DIRECTIONS: In the records that follow, locate every line with "labels" and extract it.
-- start GIVEN RECORDS --
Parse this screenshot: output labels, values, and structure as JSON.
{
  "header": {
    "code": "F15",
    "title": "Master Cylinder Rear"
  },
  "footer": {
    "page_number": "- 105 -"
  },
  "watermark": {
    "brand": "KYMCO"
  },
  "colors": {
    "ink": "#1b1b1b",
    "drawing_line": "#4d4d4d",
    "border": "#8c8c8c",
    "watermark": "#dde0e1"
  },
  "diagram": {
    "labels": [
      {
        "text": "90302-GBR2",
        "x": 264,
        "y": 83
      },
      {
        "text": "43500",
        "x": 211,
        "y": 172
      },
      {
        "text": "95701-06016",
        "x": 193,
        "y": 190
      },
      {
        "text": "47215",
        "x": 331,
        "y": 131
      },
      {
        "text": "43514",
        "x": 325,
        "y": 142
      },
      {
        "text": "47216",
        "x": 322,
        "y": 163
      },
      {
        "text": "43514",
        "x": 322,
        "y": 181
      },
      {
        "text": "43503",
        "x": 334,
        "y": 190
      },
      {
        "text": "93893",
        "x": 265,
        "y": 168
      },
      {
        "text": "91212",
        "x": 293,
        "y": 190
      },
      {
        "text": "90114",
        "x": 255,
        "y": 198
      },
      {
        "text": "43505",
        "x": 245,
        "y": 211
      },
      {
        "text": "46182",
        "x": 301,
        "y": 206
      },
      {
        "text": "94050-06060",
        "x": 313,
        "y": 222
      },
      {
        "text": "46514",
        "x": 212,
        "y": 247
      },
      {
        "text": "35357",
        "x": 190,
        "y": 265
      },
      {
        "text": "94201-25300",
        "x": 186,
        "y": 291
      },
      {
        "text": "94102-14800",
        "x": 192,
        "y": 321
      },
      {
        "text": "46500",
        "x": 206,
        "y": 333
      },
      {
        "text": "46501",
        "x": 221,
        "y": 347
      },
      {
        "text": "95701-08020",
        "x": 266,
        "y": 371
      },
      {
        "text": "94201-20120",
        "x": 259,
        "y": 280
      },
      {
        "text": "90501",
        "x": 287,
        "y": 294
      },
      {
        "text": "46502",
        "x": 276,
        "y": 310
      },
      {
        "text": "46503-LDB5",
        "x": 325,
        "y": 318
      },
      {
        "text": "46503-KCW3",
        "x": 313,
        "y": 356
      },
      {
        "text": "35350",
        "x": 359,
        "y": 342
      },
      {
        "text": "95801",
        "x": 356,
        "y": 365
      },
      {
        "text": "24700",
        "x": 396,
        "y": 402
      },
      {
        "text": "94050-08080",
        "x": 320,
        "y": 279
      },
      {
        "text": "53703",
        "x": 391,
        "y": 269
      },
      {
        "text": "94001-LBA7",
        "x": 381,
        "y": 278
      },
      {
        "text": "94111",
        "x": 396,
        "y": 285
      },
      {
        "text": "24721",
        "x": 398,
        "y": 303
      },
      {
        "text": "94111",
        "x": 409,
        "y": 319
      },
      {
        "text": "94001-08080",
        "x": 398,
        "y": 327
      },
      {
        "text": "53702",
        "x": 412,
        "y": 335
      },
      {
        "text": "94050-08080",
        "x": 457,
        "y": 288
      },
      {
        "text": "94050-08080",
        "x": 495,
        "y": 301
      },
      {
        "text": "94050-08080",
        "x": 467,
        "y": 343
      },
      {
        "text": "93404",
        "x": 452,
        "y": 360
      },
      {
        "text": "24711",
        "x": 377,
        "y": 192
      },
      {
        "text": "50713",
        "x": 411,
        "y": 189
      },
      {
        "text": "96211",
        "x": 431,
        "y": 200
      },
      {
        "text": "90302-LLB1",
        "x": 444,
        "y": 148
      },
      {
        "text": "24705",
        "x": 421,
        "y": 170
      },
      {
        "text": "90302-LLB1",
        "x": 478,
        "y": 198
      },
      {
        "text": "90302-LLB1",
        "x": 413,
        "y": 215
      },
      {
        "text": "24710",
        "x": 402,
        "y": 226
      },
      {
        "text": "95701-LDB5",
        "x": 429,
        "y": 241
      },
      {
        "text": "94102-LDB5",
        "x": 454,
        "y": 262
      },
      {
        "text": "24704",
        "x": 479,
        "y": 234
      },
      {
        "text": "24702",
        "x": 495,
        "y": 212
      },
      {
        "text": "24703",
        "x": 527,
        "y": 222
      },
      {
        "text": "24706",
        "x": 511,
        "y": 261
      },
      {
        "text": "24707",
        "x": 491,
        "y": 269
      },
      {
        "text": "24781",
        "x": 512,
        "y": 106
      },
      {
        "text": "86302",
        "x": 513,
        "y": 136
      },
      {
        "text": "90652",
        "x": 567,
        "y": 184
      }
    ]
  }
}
-- end GIVEN RECORDS --
ANSWER TO THIS PROBLEM:
Parse this screenshot: output labels, values, and structure as JSON.
    "labels": [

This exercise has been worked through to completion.